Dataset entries
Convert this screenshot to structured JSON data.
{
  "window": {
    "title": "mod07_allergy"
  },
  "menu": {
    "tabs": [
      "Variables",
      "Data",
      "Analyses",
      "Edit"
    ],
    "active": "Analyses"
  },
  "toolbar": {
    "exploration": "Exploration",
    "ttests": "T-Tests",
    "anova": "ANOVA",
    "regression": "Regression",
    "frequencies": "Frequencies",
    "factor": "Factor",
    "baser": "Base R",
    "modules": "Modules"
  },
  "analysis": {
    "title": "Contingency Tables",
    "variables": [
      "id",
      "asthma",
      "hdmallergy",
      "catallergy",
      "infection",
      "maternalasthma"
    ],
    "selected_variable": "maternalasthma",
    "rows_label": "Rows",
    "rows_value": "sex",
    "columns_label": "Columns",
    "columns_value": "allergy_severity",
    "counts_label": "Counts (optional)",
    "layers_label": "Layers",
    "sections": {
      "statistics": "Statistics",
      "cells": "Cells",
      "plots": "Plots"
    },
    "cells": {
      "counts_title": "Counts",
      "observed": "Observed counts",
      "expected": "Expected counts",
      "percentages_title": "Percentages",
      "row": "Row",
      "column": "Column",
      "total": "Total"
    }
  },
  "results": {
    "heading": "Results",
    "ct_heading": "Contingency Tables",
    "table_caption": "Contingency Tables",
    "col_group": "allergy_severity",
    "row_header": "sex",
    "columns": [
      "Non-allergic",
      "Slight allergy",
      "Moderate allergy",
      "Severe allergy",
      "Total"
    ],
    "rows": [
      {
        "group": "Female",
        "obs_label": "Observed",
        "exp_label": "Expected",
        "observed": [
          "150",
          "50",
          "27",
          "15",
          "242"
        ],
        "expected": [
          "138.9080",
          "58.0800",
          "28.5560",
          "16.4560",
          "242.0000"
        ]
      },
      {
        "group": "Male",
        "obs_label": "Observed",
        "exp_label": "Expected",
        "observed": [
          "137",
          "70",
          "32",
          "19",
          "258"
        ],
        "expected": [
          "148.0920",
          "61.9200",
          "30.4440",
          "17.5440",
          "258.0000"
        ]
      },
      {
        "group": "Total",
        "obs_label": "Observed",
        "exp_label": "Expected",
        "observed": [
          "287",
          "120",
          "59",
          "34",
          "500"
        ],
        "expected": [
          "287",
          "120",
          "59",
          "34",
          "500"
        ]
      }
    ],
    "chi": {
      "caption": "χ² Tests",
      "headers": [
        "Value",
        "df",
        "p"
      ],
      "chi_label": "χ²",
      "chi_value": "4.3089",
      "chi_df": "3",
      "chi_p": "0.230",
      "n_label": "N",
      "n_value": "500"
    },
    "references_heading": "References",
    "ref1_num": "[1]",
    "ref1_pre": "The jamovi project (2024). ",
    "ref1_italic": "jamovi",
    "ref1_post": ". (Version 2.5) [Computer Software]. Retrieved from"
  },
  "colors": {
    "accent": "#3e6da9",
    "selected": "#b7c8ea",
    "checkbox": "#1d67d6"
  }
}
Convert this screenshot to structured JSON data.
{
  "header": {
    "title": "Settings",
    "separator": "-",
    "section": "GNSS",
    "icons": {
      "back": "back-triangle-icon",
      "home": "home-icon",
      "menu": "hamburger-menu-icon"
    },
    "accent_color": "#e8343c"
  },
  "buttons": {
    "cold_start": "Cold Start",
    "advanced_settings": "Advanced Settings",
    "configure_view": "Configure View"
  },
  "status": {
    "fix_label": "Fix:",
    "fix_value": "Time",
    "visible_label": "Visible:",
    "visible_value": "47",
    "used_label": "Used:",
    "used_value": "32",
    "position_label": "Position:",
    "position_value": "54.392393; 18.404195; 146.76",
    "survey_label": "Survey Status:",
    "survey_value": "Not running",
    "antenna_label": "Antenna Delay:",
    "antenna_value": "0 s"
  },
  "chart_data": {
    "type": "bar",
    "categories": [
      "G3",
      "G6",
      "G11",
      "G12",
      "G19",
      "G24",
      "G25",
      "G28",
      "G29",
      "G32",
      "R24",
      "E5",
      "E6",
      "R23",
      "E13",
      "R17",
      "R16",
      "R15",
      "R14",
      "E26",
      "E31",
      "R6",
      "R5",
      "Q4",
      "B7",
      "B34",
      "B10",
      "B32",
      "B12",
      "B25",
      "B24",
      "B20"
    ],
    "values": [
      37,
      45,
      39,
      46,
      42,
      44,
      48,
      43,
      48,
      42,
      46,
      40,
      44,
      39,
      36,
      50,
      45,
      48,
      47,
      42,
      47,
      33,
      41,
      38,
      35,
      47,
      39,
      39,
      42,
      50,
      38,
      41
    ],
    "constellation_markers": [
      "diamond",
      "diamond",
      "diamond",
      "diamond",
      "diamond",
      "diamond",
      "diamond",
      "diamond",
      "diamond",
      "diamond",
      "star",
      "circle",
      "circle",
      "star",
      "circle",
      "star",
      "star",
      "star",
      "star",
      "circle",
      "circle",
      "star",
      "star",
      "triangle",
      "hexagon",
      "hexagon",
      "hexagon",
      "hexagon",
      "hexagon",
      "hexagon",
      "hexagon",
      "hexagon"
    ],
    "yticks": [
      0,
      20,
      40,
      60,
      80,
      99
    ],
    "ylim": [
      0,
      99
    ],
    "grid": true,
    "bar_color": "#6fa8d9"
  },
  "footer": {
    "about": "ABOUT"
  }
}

- GIVEN EXERCISE -
Please repeat the material above, word for word and in full.

- CORRECT RESPONSE -
Convert this screenshot to structured JSON data.
{
  "window": {
    "title": "mod07_allergy"
  },
  "menu": {
    "tabs": [
      "Variables",
      "Data",
      "Analyses",
      "Edit"
    ],
    "active": "Analyses"
  },
  "toolbar": {
    "exploration": "Exploration",
    "ttests": "T-Tests",
    "anova": "ANOVA",
    "regression": "Regression",
    "frequencies": "Frequencies",
    "factor": "Factor",
    "baser": "Base R",
    "modules": "Modules"
  },
  "analysis": {
    "title": "Contingency Tables",
    "variables": [
      "id",
      "asthma",
      "hdmallergy",
      "catallergy",
      "infection",
      "maternalasthma"
    ],
    "selected_variable": "maternalasthma",
    "rows_label": "Rows",
    "rows_value": "sex",
    "columns_label": "Columns",
    "columns_value": "allergy_severity",
    "counts_label": "Counts (optional)",
    "layers_label": "Layers",
    "sections": {
      "statistics": "Statistics",
      "cells": "Cells",
      "plots": "Plots"
    },
    "cells": {
      "counts_title": "Counts",
      "observed": "Observed counts",
      "expected": "Expected counts",
      "percentages_title": "Percentages",
      "row": "Row",
      "column": "Column",
      "total": "Total"
    }
  },
  "results": {
    "heading": "Results",
    "ct_heading": "Contingency Tables",
    "table_caption": "Contingency Tables",
    "col_group": "allergy_severity",
    "row_header": "sex",
    "columns": [
      "Non-allergic",
      "Slight allergy",
      "Moderate allergy",
      "Severe allergy",
      "Total"
    ],
    "rows": [
      {
        "group": "Female",
        "obs_label": "Observed",
        "exp_label": "Expected",
        "observed": [
          "150",
          "50",
          "27",
          "15",
          "242"
        ],
        "expected": [
          "138.9080",
          "58.0800",
          "28.5560",
          "16.4560",
          "242.0000"
        ]
      },
      {
        "group": "Male",
        "obs_label": "Observed",
        "exp_label": "Expected",
        "observed": [
          "137",
          "70",
          "32",
          "19",
          "258"
        ],
        "expected": [
          "148.0920",
          "61.9200",
          "30.4440",
          "17.5440",
          "258.0000"
        ]
      },
      {
        "group": "Total",
        "obs_label": "Observed",
        "exp_label": "Expected",
        "observed": [
          "287",
          "120",
          "59",
          "34",
          "500"
        ],
        "expected": [
          "287",
          "120",
          "59",
          "34",
          "500"
        ]
      }
    ],
    "chi": {
      "caption": "χ² Tests",
      "headers": [
        "Value",
        "df",
        "p"
      ],
      "chi_label": "χ²",
      "chi_value": "4.3089",
      "chi_df": "3",
      "chi_p": "0.230",
      "n_label": "N",
      "n_value": "500"
    },
    "references_heading": "References",
    "ref1_num": "[1]",
    "ref1_pre": "The jamovi project (2024). ",
    "ref1_italic": "jamovi",
    "ref1_post": ". (Version 2.5) [Computer Software]. Retrieved from"
  },
  "colors": {
    "accent": "#3e6da9",
    "selected": "#b7c8ea",
    "checkbox": "#1d67d6"
  }
}
Convert this screenshot to structured JSON data.
{
  "header": {
    "title": "Settings",
    "separator": "-",
    "section": "GNSS",
    "icons": {
      "back": "back-triangle-icon",
      "home": "home-icon",
      "menu": "hamburger-menu-icon"
    },
    "accent_color": "#e8343c"
  },
  "buttons": {
    "cold_start": "Cold Start",
    "advanced_settings": "Advanced Settings",
    "configure_view": "Configure View"
  },
  "status": {
    "fix_label": "Fix:",
    "fix_value": "Time",
    "visible_label": "Visible:",
    "visible_value": "47",
    "used_label": "Used:",
    "used_value": "32",
    "position_label": "Position:",
    "position_value": "54.392393; 18.404195; 146.76",
    "survey_label": "Survey Status:",
    "survey_value": "Not running",
    "antenna_label": "Antenna Delay:",
    "antenna_value": "0 s"
  },
  "chart_data": {
    "type": "bar",
    "categories": [
      "G3",
      "G6",
      "G11",
      "G12",
      "G19",
      "G24",
      "G25",
      "G28",
      "G29",
      "G32",
      "R24",
      "E5",
      "E6",
      "R23",
      "E13",
      "R17",
      "R16",
      "R15",
      "R14",
      "E26",
      "E31",
      "R6",
      "R5",
      "Q4",
      "B7",
      "B34",
      "B10",
      "B32",
      "B12",
      "B25",
      "B24",
      "B20"
    ],
    "values": [
      37,
      45,
      39,
      46,
      42,
      44,
      48,
      43,
      48,
      42,
      46,
      40,
      44,
      39,
      36,
      50,
      45,
      48,
      47,
      42,
      47,
      33,
      41,
      38,
      35,
      47,
      39,
      39,
      42,
      50,
      38,
      41
    ],
    "constellation_markers": [
      "diamond",
      "diamond",
      "diamond",
      "diamond",
      "diamond",
      "diamond",
      "diamond",
      "diamond",
      "diamond",
      "diamond",
      "star",
      "circle",
      "circle",
      "star",
      "circle",
      "star",
      "star",
      "star",
      "star",
      "circle",
      "circle",
      "star",
      "star",
      "triangle",
      "hexagon",
      "hexagon",
      "hexagon",
      "hexagon",
      "hexagon",
      "hexagon",
      "hexagon",
      "hexagon"
    ],
    "yticks": [
      0,
      20,
      40,
      60,
      80,
      99
    ],
    "ylim": [
      0,
      99
    ],
    "grid": true,
    "bar_color": "#6fa8d9"
  },
  "footer": {
    "about": "ABOUT"
  }
}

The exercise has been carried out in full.